TASK DIRECTIONS: Every line below that holds the string "state" should be copied out.

INPUT RECORDS:

[start]

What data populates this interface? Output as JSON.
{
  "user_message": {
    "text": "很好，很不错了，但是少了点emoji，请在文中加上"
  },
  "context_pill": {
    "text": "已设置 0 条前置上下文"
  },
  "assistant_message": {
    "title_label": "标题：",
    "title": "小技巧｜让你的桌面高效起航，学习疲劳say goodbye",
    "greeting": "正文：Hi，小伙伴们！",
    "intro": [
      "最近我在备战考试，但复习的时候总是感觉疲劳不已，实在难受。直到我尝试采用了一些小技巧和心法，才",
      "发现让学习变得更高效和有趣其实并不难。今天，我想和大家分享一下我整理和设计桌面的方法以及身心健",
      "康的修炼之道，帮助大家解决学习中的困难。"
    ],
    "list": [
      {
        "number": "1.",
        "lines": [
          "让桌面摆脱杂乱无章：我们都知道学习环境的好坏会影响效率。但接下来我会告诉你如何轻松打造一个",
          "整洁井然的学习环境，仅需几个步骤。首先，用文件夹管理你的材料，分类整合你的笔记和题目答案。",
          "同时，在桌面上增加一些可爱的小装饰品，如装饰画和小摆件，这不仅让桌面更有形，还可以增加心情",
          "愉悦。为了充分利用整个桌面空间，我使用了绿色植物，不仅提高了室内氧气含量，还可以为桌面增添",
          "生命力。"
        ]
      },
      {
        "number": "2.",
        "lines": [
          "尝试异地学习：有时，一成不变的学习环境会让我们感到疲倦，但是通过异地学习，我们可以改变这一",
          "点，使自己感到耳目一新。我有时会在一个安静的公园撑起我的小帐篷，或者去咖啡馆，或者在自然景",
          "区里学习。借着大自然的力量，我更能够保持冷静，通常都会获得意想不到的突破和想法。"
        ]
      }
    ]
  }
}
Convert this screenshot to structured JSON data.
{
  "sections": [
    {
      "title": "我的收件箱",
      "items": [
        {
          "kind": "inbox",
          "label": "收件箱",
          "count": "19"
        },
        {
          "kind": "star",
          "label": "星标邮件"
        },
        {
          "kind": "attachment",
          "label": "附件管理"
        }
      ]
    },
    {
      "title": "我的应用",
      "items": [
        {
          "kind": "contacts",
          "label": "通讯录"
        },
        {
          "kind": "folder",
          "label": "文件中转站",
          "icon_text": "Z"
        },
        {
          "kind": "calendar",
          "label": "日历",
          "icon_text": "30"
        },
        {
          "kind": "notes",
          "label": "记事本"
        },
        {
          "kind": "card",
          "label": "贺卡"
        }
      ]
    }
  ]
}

[end]
[start]

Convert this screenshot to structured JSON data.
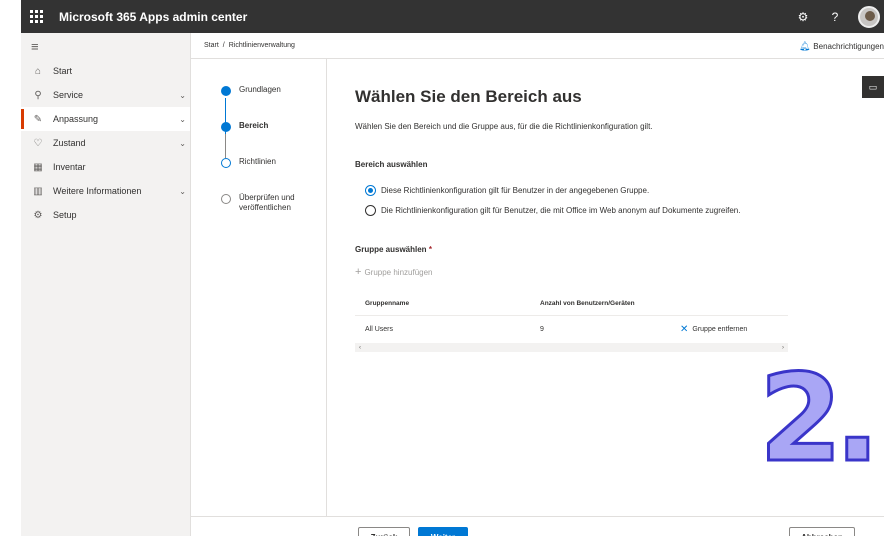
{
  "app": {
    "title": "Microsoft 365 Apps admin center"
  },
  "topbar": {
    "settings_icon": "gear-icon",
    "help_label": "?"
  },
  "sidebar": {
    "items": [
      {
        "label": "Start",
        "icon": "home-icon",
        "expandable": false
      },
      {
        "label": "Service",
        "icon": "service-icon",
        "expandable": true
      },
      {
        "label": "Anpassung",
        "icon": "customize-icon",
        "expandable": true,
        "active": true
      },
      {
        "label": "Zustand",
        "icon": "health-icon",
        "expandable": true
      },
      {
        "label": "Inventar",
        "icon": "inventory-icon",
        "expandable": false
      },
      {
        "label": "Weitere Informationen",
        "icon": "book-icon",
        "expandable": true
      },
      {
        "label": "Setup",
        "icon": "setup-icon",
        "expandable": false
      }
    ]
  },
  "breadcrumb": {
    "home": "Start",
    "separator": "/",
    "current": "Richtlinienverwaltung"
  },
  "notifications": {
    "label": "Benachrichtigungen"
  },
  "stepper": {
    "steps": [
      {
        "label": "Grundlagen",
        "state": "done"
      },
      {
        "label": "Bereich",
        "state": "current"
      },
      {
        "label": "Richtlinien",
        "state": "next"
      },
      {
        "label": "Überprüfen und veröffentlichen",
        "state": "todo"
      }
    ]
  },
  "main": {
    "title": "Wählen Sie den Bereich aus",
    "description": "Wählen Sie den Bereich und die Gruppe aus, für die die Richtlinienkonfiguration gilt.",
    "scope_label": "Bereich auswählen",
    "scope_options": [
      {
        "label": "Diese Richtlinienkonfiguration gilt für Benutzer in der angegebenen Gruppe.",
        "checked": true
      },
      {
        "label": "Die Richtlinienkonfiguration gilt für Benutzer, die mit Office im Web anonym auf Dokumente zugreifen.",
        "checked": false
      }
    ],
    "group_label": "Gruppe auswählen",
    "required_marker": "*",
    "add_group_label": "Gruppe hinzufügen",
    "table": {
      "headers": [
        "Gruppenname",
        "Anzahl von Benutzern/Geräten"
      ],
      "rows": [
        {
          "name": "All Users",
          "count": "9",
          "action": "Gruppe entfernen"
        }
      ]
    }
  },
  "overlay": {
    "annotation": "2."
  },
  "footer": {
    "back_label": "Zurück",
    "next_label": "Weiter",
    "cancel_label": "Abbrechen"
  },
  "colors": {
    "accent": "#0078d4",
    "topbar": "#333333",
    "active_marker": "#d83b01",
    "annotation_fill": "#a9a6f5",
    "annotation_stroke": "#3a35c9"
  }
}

[end]

RESULT:
        "state": "done"
        "state": "current"
        "state": "next"
        "state": "todo"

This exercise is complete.